Supplied information:
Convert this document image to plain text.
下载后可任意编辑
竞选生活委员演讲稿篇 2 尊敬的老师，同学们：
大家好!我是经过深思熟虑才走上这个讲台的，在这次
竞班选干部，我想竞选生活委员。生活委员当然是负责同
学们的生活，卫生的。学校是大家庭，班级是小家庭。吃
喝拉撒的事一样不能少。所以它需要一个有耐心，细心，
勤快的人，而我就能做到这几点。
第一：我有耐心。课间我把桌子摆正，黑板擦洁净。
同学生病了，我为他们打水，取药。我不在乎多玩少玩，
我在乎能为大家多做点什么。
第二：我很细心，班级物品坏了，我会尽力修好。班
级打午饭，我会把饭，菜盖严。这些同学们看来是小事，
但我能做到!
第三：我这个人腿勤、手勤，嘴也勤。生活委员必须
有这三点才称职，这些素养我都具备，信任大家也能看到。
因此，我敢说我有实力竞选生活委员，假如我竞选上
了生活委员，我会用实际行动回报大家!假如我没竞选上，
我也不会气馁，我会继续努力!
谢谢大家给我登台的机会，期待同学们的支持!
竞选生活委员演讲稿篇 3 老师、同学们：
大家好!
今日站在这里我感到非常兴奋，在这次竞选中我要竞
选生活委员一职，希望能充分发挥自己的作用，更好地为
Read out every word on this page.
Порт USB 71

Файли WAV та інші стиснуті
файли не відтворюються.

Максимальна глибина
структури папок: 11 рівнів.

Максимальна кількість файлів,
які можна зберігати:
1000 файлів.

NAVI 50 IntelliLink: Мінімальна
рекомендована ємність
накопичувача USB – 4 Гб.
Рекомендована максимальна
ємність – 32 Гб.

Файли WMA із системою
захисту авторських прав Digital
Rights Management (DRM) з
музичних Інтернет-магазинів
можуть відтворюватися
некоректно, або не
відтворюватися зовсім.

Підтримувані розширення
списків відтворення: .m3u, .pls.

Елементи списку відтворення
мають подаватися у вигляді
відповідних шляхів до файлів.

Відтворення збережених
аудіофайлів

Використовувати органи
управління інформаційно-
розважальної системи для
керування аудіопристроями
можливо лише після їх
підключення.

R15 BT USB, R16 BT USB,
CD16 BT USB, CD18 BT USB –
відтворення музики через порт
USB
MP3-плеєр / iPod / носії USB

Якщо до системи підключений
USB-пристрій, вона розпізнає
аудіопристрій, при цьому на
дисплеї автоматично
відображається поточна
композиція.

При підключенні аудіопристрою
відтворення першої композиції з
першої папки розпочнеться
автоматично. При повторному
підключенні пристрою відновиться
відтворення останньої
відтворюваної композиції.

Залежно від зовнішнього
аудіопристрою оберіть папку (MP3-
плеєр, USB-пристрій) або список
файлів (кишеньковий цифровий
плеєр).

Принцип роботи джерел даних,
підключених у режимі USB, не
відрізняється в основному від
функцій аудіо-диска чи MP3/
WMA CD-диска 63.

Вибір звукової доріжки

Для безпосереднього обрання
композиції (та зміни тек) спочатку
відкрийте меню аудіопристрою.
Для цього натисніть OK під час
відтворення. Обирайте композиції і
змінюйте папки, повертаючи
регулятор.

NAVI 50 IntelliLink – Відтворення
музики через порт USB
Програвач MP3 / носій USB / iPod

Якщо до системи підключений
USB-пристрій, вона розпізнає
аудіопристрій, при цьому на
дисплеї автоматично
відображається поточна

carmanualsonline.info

Short problem:
Your answer should be only a number: how many lines of the data above contain the string "відтворюватися"?

Result of this task:
2